Texto fuente:
§

Karlos  Navarro                                                                            Páginas Verdes

El liberalismo: pasado y presente


Karlos Navarro



Después de realizarle una larga entrevista al entonces Vice-Presidente de la República Virgilio Godoy - que fue publicada en el libro Historia y violencia en Nicaragua- sobre la importancia para el siglo XX de las reformas liberales emprendidas por el General José Santos Zelaya a finales del siglo XIX, le pregunte a quien podría entrevistar para que diera la versión conservadora sobre este mismo período histórico. Reflexiono un poco y me dijo: “Hay que entrevistar al Dr. Enrique Belli Cortés”.Al día siguiente elabore un cuestionario de cinco preguntas y se las hice llegar al Doctor Belli. Recuerdo que la primer pregunta fue: ¿Cuál es la visión de los conservadores actuales respecto a la revolución de Zelaya y la última ¿qué perduró de la revolución liberal?.En aquel entonces, no sabía que el Dr. Belli estaba preparando el libro “50 años de vida republicana”, que recoge el período histórico desde la guerra contra Walker hasta la caída del general José Santos Zelaya en el año de 1909 por la célebre Nota Knox.
Lo primero que me explicó el doctor Belli en respuesta a mis preguntas, fue que Zelaya desde el primer día que accedió al poder tenía la clara intención de convertise en un dictador vitalicio, y de acuerdo a esta premisa uno de sus primeros actos fue liquidar al partido conservador y a sus líderes por medio de confiscaciones, cárceles, contribuciones forzosas y exilio.Además implemento el estado de sitio en todo el país, por medio del decreto de la ley del mantenimiento del orden público, publicada en la Gaceta el 21 de octubre de 1893. Y por si todo esto fuera poco, invadió repetidamente a varios países Centroamericano con el propósito de deponer a sus gobiernos e instaurar personas afines a él.En el fondo la “Libérrima”, escribió el Dr. Belli, fue de un laicismo agresivo. Desde que comenzó a gobernar Zelaya mostró una inquina sistemática contra la Iglesia Católica.

§

Ítems extraídos:
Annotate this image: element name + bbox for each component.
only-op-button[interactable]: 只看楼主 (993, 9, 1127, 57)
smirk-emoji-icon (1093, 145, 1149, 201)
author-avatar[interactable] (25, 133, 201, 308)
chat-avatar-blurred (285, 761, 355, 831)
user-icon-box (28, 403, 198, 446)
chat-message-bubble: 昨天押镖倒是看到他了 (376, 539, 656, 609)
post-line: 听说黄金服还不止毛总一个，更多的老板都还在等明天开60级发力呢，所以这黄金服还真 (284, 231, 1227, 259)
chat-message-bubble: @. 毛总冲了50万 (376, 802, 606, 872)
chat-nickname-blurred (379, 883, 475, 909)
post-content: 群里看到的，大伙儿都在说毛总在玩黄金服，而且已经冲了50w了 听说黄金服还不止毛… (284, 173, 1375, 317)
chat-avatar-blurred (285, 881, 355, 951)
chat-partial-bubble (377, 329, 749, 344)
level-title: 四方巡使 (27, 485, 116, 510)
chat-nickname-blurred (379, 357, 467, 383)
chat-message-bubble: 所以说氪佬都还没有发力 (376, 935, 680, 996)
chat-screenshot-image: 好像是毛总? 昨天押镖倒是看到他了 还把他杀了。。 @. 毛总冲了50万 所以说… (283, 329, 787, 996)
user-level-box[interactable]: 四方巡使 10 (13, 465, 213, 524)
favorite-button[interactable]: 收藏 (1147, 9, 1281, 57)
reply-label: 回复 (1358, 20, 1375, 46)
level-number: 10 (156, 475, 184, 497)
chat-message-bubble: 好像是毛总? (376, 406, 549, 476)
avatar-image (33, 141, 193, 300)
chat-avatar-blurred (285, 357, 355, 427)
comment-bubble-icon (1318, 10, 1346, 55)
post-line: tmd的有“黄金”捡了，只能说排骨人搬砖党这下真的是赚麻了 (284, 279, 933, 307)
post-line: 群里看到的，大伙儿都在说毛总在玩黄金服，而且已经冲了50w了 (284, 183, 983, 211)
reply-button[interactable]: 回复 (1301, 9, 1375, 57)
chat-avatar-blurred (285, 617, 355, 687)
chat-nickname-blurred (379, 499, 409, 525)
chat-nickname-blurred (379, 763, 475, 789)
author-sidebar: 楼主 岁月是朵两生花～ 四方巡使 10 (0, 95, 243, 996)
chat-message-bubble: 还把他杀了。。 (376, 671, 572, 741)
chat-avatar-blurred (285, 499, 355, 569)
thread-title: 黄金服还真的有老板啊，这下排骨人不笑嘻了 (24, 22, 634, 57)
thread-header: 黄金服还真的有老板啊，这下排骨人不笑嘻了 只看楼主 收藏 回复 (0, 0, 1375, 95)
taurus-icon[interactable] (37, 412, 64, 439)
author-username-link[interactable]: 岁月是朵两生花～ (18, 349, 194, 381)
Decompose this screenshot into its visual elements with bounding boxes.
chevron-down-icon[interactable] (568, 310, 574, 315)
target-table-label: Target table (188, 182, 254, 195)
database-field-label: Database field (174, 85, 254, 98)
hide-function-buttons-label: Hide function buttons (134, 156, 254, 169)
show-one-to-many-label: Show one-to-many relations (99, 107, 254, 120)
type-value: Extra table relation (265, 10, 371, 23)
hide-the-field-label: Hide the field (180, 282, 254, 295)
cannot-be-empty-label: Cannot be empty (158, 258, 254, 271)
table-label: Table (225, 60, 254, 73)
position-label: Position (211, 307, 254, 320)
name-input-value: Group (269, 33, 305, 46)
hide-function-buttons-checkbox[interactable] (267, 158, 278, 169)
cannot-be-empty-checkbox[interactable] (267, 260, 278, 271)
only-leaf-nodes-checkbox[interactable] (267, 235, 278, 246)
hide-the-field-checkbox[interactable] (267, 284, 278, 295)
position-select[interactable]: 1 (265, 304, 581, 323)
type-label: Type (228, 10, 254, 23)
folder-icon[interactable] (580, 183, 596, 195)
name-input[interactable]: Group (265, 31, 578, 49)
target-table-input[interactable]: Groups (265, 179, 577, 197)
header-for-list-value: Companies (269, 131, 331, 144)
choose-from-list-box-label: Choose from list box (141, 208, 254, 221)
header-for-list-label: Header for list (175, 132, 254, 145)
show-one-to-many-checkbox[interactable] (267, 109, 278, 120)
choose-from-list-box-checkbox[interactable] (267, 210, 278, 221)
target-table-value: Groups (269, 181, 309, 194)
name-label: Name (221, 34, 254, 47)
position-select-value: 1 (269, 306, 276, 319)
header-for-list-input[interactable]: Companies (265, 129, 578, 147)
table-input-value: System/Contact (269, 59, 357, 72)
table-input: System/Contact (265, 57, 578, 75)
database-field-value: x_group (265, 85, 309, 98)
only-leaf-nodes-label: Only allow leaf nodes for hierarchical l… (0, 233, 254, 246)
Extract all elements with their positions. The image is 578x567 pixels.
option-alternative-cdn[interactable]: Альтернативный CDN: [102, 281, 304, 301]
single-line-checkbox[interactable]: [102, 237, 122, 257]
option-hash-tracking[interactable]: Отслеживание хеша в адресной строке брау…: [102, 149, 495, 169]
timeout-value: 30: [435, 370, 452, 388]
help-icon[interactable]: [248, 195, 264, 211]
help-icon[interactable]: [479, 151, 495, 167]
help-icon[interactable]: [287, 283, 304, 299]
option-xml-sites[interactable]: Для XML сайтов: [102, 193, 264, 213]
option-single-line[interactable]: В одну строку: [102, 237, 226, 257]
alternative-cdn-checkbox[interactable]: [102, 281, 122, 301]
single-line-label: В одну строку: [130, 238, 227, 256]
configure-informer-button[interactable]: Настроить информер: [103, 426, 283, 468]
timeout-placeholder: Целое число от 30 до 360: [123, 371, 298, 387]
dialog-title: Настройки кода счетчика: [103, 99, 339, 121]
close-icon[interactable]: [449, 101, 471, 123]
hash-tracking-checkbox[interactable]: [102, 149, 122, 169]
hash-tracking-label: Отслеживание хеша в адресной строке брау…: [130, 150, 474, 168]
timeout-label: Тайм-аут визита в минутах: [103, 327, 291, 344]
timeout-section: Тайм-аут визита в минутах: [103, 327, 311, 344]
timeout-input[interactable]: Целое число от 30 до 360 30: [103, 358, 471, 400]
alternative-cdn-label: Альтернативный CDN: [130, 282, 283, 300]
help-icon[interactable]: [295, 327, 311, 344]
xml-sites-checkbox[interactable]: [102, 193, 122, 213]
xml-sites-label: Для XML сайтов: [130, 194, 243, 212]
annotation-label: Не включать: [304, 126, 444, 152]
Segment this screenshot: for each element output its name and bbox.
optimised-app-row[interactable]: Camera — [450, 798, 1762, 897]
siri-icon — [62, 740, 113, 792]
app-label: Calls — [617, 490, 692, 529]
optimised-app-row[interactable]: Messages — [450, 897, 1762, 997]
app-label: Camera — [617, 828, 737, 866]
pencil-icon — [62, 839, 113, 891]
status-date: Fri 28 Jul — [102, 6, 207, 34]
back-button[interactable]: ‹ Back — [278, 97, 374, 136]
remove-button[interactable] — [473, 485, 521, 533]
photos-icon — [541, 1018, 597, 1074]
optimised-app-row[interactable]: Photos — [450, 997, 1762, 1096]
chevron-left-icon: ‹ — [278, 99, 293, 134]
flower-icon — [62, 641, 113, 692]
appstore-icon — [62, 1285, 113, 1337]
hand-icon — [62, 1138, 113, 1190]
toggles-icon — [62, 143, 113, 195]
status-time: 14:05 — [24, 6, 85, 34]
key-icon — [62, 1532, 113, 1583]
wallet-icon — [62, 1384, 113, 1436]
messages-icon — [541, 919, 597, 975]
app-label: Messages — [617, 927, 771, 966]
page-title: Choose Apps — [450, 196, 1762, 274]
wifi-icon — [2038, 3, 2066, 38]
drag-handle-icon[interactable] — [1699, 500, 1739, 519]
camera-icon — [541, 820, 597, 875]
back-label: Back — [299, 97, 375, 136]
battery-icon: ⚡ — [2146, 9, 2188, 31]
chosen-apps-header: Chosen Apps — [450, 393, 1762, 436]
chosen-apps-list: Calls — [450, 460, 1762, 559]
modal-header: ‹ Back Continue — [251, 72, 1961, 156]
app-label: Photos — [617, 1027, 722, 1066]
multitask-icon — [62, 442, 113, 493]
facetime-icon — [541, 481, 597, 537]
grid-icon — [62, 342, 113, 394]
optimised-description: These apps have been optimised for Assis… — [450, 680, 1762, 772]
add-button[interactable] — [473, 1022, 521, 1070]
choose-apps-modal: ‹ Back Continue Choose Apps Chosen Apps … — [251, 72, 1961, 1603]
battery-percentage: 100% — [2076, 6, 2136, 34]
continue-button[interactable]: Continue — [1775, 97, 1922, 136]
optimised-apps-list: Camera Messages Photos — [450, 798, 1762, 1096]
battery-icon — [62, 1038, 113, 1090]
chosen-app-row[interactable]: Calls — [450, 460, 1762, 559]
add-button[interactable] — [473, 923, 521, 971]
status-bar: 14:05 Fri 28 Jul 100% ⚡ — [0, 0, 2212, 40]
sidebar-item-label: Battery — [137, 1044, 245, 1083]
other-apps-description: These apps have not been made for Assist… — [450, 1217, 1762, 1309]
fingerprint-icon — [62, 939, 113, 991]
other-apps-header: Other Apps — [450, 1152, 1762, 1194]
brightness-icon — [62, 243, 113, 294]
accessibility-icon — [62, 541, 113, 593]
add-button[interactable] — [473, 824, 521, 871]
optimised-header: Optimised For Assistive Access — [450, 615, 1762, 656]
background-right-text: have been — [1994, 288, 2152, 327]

§

Tareas del ejercicio:
a) Según el texto sobre el liberalismo, ¿qué medios usó Zelaya para liquidar al partido conservador y a sus líderes? Enumérelos todos.
b) En el texto sobre el liberalismo, ¿qué día se publicó en la Gaceta la ley del mantenimiento del orden público?

Respuestas escritas:
a) Confiscaciones, cárceles, contribuciones forzosas y exilio.

b) El 21 de octubre de 1893.